Dataset records
##############################
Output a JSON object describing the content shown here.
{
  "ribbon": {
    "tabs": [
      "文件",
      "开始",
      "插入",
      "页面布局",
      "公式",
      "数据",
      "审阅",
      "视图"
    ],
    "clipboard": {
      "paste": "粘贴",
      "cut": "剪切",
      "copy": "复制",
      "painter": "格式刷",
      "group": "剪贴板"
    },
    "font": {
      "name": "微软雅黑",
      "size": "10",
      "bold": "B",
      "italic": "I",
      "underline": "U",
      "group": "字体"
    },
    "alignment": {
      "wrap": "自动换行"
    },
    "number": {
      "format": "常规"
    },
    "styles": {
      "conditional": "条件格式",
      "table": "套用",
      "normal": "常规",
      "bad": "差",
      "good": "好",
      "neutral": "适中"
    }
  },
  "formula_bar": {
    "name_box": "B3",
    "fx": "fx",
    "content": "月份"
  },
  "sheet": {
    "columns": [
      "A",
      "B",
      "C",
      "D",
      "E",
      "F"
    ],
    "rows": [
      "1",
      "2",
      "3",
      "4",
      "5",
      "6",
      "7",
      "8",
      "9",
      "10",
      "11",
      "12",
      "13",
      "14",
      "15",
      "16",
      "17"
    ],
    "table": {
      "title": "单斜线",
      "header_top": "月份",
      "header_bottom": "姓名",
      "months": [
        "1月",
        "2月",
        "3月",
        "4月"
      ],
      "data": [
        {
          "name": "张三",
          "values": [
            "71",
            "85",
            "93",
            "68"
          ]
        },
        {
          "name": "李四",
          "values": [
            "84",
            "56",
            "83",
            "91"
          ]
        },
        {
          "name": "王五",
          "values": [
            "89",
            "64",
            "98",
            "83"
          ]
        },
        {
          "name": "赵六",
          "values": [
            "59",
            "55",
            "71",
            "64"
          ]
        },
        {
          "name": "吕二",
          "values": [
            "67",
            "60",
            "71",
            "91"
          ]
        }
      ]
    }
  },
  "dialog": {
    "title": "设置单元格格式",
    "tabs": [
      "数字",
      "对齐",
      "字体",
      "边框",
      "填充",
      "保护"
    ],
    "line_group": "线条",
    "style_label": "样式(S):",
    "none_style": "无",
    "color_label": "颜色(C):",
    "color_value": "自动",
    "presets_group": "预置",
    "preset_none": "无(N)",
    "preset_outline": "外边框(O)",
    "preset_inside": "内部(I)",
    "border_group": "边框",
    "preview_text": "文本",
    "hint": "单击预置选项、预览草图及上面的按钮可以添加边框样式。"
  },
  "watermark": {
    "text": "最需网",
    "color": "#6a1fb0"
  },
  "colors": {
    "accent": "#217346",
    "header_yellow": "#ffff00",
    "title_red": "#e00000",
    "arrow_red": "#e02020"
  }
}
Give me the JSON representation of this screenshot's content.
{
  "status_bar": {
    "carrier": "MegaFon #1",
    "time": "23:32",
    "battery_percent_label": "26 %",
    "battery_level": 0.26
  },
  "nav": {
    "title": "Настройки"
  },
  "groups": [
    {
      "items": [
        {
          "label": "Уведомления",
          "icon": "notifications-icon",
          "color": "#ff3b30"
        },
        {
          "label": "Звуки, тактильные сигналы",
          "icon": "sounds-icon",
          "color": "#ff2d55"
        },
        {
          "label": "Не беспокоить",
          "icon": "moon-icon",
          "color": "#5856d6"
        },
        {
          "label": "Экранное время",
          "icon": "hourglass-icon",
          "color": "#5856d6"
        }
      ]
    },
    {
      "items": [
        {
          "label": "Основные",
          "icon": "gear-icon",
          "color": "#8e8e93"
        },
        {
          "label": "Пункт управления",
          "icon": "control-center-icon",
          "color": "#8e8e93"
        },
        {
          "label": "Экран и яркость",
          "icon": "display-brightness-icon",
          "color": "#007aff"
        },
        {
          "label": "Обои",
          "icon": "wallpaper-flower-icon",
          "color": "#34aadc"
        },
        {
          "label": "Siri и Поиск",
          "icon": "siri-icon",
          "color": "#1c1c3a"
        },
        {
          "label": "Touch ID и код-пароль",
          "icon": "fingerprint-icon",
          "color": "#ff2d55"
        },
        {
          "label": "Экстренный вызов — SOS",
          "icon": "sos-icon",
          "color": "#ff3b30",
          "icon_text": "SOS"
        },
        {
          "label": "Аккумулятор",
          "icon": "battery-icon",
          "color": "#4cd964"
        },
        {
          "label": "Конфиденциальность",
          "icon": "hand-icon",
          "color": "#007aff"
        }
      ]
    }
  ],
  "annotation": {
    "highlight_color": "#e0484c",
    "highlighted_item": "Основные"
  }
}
##############################
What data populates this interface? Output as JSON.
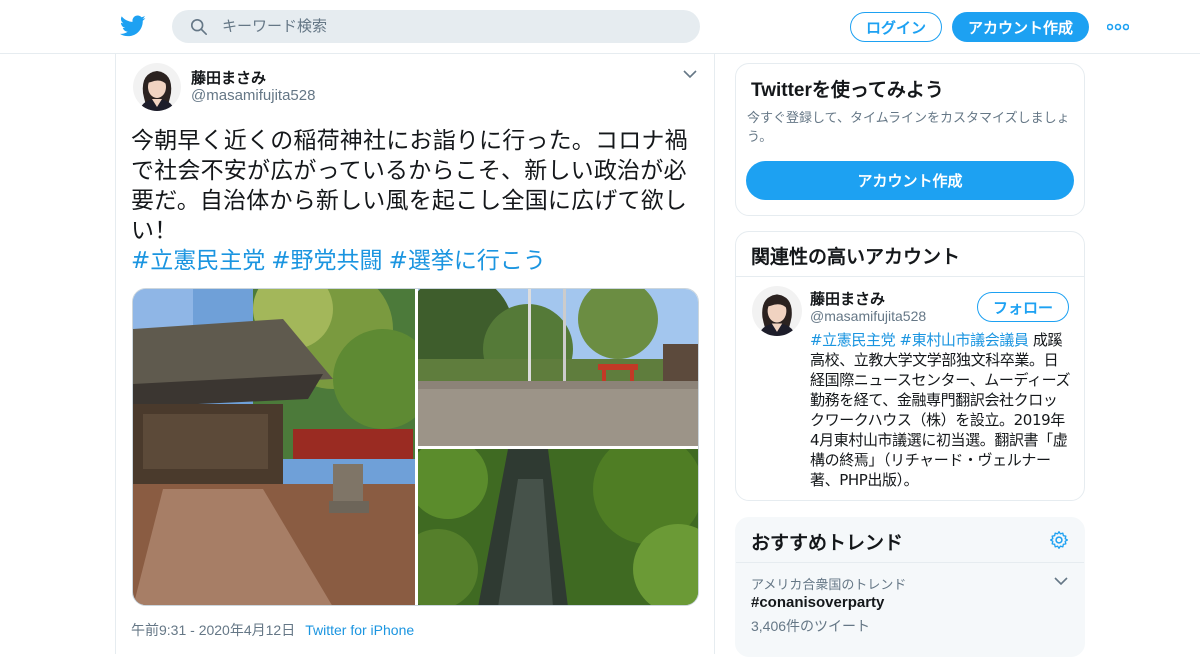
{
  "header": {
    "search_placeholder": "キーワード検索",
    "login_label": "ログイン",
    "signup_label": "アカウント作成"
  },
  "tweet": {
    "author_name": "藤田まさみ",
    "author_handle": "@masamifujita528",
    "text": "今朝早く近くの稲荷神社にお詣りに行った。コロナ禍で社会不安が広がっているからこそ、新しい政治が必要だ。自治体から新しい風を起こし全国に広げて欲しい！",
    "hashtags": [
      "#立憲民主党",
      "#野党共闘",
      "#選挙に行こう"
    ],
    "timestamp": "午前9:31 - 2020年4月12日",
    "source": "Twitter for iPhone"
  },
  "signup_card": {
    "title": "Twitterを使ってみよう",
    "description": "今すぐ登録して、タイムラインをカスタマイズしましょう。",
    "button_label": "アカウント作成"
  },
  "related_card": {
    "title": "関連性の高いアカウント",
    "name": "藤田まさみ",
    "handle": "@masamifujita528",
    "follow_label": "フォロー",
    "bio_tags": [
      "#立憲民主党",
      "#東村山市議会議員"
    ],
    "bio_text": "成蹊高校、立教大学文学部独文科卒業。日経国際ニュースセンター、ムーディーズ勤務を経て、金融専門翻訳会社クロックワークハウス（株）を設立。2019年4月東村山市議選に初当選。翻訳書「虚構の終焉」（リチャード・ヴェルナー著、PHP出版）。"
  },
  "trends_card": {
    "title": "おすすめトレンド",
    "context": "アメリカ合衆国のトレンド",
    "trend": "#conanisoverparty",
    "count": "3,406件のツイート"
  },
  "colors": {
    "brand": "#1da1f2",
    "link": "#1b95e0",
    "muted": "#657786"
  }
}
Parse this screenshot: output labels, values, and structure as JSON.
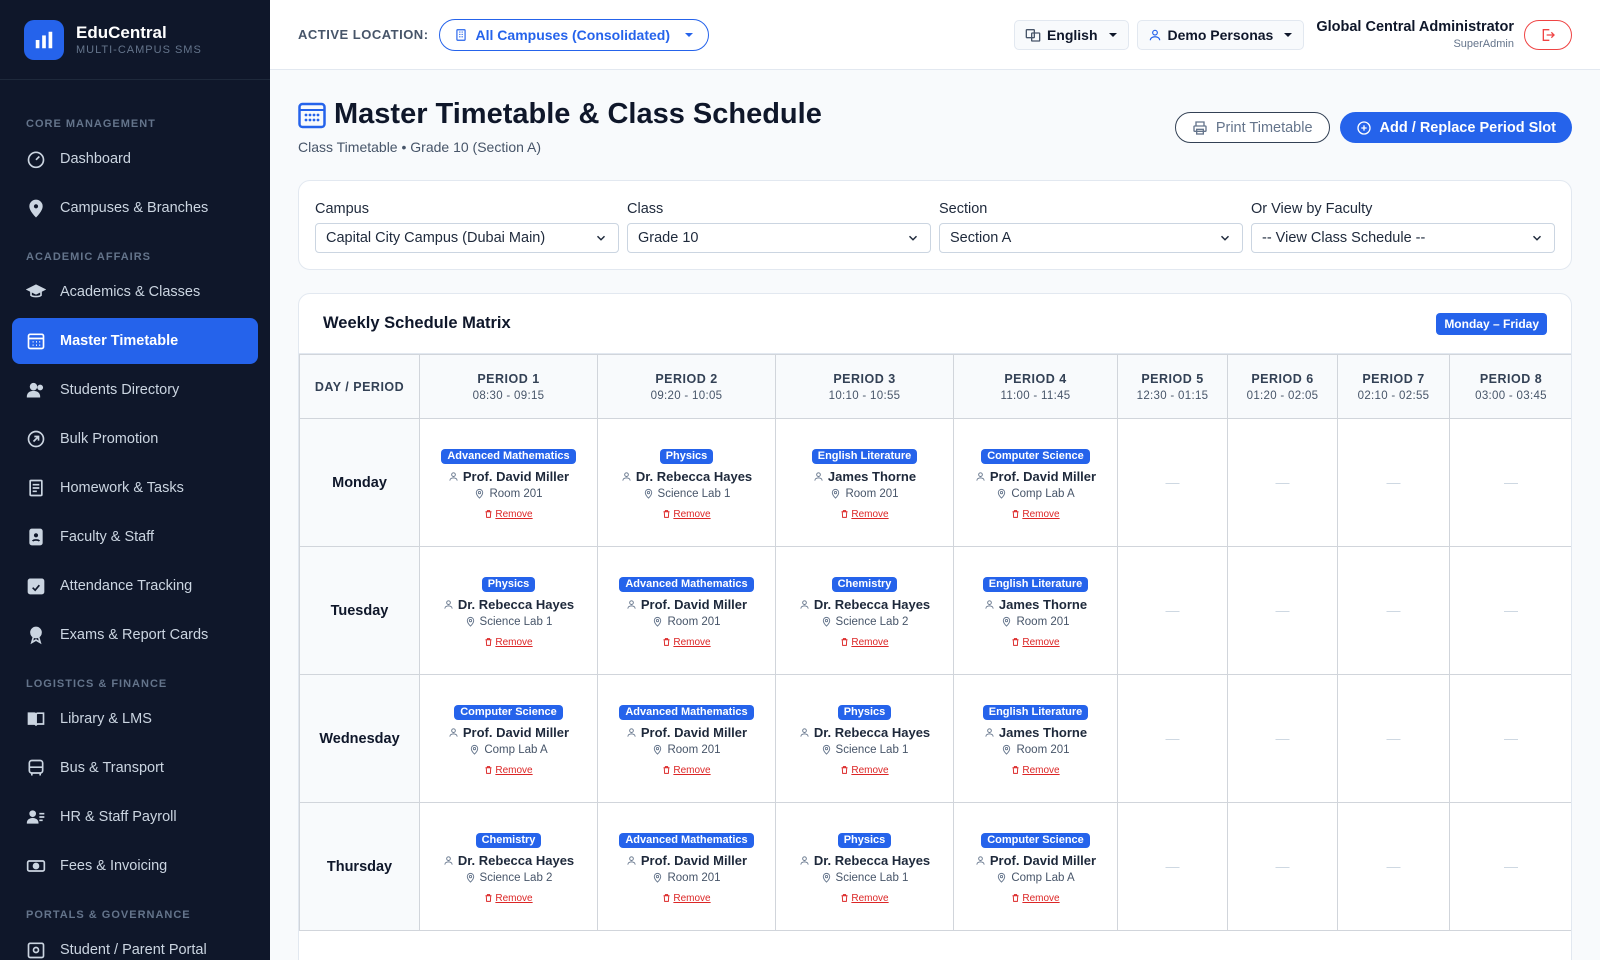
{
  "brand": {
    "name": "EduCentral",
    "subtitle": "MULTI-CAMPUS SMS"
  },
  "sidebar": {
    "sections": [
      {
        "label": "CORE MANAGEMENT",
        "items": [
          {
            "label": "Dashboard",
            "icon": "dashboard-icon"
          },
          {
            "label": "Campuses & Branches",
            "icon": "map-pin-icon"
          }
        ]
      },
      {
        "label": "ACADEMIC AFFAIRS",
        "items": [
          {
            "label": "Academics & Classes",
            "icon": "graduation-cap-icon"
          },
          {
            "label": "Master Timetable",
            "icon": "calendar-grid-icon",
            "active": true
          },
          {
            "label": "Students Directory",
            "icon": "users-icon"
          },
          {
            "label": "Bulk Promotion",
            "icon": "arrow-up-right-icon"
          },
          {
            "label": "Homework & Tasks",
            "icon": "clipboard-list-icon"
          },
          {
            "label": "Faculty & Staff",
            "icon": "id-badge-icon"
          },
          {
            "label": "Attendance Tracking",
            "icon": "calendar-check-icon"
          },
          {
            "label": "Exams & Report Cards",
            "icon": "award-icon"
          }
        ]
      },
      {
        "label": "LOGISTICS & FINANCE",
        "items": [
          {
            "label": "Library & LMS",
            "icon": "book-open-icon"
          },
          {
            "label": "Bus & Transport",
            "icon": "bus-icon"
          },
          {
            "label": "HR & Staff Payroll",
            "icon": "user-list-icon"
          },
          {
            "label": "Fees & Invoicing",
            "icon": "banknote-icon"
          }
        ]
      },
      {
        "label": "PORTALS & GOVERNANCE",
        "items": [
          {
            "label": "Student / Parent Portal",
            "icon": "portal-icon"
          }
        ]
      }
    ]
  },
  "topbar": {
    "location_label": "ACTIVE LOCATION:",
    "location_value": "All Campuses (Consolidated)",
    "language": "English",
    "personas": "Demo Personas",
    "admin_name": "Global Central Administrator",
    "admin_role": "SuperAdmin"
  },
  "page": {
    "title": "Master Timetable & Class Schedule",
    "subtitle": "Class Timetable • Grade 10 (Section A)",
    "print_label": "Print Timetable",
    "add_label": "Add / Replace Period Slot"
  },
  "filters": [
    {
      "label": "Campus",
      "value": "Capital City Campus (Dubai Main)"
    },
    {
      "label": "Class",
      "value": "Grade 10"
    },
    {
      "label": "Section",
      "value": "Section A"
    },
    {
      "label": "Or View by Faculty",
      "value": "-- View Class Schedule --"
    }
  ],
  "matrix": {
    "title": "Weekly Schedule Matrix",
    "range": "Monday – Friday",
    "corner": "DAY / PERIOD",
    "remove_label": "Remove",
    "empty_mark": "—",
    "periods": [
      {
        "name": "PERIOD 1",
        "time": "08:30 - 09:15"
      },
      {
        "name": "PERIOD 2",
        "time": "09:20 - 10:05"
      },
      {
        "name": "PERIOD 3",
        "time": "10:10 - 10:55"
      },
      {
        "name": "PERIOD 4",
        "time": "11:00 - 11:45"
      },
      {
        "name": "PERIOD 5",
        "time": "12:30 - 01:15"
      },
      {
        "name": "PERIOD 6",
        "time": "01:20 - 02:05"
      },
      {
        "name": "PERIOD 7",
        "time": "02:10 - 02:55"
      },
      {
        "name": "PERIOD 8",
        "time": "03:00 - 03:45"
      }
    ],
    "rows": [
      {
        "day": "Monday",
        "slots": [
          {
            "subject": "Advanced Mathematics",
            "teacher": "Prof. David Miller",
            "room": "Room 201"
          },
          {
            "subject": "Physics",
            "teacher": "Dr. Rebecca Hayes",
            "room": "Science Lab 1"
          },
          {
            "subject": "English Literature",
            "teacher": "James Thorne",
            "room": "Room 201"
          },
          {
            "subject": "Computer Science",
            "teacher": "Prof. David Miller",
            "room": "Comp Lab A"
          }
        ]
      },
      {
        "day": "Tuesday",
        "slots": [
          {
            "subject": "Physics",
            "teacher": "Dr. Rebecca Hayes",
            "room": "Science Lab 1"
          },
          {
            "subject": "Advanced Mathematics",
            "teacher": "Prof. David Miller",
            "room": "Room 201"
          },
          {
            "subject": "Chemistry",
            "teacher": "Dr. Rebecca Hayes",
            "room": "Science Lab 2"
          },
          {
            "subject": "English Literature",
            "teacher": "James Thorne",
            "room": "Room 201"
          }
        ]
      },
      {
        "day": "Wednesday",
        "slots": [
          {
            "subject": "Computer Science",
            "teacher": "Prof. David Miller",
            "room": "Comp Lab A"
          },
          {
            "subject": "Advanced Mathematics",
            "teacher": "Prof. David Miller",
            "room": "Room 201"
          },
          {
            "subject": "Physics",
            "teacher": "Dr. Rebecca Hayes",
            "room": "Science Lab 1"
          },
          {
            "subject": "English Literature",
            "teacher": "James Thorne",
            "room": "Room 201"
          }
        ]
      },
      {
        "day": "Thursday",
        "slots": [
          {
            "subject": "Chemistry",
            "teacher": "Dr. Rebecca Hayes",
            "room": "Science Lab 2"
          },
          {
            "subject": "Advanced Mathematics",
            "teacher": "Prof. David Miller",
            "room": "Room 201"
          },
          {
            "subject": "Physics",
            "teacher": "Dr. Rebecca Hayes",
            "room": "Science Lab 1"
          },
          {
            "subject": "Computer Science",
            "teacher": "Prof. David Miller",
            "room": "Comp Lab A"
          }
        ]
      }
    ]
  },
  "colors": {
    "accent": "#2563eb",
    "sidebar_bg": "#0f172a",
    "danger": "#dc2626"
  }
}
##############################
What the task requires
Copy out each line in the listing that has the word "Timetable".

Correct output
            "label": "Master Timetable",
    "title": "Master Timetable & Class Schedule",
    "subtitle": "Class Timetable • Grade 10 (Section A)",
    "print_label": "Print Timetable",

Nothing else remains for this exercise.